*What the task requires:*
All of the data needs to be repeated exactly.

*Raw records:*
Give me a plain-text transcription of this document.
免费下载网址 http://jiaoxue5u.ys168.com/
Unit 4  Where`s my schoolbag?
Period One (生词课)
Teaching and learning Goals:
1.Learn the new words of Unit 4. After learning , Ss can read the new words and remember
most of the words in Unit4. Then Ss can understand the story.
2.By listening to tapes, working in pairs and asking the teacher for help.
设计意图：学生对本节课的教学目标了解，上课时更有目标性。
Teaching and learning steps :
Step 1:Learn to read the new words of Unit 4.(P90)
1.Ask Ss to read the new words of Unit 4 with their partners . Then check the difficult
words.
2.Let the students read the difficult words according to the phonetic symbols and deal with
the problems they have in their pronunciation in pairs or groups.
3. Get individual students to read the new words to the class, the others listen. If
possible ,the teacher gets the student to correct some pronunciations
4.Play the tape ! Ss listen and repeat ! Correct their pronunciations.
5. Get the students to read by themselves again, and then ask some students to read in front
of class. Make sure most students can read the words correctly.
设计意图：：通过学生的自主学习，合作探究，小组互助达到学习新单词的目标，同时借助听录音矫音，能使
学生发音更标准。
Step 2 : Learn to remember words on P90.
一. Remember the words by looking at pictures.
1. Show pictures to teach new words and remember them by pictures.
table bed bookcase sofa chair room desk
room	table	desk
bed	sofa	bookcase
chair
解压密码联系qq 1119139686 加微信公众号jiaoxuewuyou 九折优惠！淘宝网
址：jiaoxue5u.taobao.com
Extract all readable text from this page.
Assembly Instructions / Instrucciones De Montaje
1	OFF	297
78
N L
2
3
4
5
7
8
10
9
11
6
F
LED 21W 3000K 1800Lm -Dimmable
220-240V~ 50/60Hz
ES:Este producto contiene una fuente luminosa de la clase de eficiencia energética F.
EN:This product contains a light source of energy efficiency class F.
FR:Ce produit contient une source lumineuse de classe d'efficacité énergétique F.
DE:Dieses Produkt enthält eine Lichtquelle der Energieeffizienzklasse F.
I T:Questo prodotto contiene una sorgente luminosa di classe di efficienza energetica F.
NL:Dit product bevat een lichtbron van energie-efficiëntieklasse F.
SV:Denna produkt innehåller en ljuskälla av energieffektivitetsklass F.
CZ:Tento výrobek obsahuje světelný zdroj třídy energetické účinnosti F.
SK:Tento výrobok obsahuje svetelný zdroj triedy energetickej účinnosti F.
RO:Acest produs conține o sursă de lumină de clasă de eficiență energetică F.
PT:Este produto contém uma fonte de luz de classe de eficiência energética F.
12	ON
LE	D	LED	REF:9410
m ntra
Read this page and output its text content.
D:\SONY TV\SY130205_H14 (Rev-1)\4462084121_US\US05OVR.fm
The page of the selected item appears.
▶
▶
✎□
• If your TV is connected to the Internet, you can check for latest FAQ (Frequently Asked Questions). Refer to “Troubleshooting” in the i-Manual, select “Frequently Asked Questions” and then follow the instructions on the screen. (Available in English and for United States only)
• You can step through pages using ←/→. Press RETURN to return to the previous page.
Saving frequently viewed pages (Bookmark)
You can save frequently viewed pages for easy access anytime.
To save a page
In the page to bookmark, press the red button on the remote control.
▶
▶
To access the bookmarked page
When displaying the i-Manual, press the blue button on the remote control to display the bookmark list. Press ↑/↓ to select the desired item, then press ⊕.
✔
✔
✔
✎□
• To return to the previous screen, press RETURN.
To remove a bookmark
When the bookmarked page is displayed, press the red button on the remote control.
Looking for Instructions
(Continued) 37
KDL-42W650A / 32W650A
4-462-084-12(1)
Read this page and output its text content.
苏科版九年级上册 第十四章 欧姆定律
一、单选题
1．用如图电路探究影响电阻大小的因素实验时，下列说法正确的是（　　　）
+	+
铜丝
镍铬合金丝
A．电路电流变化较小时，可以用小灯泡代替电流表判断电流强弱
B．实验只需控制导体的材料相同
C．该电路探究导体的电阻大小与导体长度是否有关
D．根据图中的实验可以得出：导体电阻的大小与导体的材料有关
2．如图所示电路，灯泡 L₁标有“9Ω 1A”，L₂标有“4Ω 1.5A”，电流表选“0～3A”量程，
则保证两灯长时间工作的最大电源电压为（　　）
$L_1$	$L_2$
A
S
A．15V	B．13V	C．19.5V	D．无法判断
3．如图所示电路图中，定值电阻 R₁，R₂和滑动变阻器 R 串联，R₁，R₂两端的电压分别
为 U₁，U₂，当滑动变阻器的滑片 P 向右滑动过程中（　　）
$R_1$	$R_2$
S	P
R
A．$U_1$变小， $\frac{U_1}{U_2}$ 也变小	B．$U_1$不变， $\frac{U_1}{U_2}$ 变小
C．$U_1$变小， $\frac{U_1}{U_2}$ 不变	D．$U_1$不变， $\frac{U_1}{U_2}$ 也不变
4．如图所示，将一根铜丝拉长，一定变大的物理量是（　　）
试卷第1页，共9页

*The response:*
Give me a plain-text transcription of this document.
免费下载网址 http://jiaoxue5u.ys168.com/
Unit 4  Where`s my schoolbag?
Period One (生词课)
Teaching and learning Goals:
1.Learn the new words of Unit 4. After learning , Ss can read the new words and remember
most of the words in Unit4. Then Ss can understand the story.
2.By listening to tapes, working in pairs and asking the teacher for help.
设计意图：学生对本节课的教学目标了解，上课时更有目标性。
Teaching and learning steps :
Step 1:Learn to read the new words of Unit 4.(P90)
1.Ask Ss to read the new words of Unit 4 with their partners . Then check the difficult
words.
2.Let the students read the difficult words according to the phonetic symbols and deal with
the problems they have in their pronunciation in pairs or groups.
3. Get individual students to read the new words to the class, the others listen. If
possible ,the teacher gets the student to correct some pronunciations
4.Play the tape ! Ss listen and repeat ! Correct their pronunciations.
5. Get the students to read by themselves again, and then ask some students to read in front
of class. Make sure most students can read the words correctly.
设计意图：：通过学生的自主学习，合作探究，小组互助达到学习新单词的目标，同时借助听录音矫音，能使
学生发音更标准。
Step 2 : Learn to remember words on P90.
一. Remember the words by looking at pictures.
1. Show pictures to teach new words and remember them by pictures.
table bed bookcase sofa chair room desk
room	table	desk
bed	sofa	bookcase
chair
解压密码联系qq 1119139686 加微信公众号jiaoxuewuyou 九折优惠！淘宝网
址：jiaoxue5u.taobao.com
Extract all readable text from this page.
Assembly Instructions / Instrucciones De Montaje
1	OFF	297
78
N L
2
3
4
5
7
8
10
9
11
6
F
LED 21W 3000K 1800Lm -Dimmable
220-240V~ 50/60Hz
ES:Este producto contiene una fuente luminosa de la clase de eficiencia energética F.
EN:This product contains a light source of energy efficiency class F.
FR:Ce produit contient une source lumineuse de classe d'efficacité énergétique F.
DE:Dieses Produkt enthält eine Lichtquelle der Energieeffizienzklasse F.
I T:Questo prodotto contiene una sorgente luminosa di classe di efficienza energetica F.
NL:Dit product bevat een lichtbron van energie-efficiëntieklasse F.
SV:Denna produkt innehåller en ljuskälla av energieffektivitetsklass F.
CZ:Tento výrobek obsahuje světelný zdroj třídy energetické účinnosti F.
SK:Tento výrobok obsahuje svetelný zdroj triedy energetickej účinnosti F.
RO:Acest produs conține o sursă de lumină de clasă de eficiență energetică F.
PT:Este produto contém uma fonte de luz de classe de eficiência energética F.
12	ON
LE	D	LED	REF:9410
m ntra
Read this page and output its text content.
D:\SONY TV\SY130205_H14 (Rev-1)\4462084121_US\US05OVR.fm
The page of the selected item appears.
▶
▶
✎□
• If your TV is connected to the Internet, you can check for latest FAQ (Frequently Asked Questions). Refer to “Troubleshooting” in the i-Manual, select “Frequently Asked Questions” and then follow the instructions on the screen. (Available in English and for United States only)
• You can step through pages using ←/→. Press RETURN to return to the previous page.
Saving frequently viewed pages (Bookmark)
You can save frequently viewed pages for easy access anytime.
To save a page
In the page to bookmark, press the red button on the remote control.
▶
▶
To access the bookmarked page
When displaying the i-Manual, press the blue button on the remote control to display the bookmark list. Press ↑/↓ to select the desired item, then press ⊕.
✔
✔
✔
✎□
• To return to the previous screen, press RETURN.
To remove a bookmark
When the bookmarked page is displayed, press the red button on the remote control.
Looking for Instructions
(Continued) 37
KDL-42W650A / 32W650A
4-462-084-12(1)
Read this page and output its text content.
苏科版九年级上册 第十四章 欧姆定律
一、单选题
1．用如图电路探究影响电阻大小的因素实验时，下列说法正确的是（　　　）
+	+
铜丝
镍铬合金丝
A．电路电流变化较小时，可以用小灯泡代替电流表判断电流强弱
B．实验只需控制导体的材料相同
C．该电路探究导体的电阻大小与导体长度是否有关
D．根据图中的实验可以得出：导体电阻的大小与导体的材料有关
2．如图所示电路，灯泡 L₁标有“9Ω 1A”，L₂标有“4Ω 1.5A”，电流表选“0～3A”量程，
则保证两灯长时间工作的最大电源电压为（　　）
$L_1$	$L_2$
A
S
A．15V	B．13V	C．19.5V	D．无法判断
3．如图所示电路图中，定值电阻 R₁，R₂和滑动变阻器 R 串联，R₁，R₂两端的电压分别
为 U₁，U₂，当滑动变阻器的滑片 P 向右滑动过程中（　　）
$R_1$	$R_2$
S	P
R
A．$U_1$变小， $\frac{U_1}{U_2}$ 也变小	B．$U_1$不变， $\frac{U_1}{U_2}$ 变小
C．$U_1$变小， $\frac{U_1}{U_2}$ 不变	D．$U_1$不变， $\frac{U_1}{U_2}$ 也不变
4．如图所示，将一根铜丝拉长，一定变大的物理量是（　　）
试卷第1页，共9页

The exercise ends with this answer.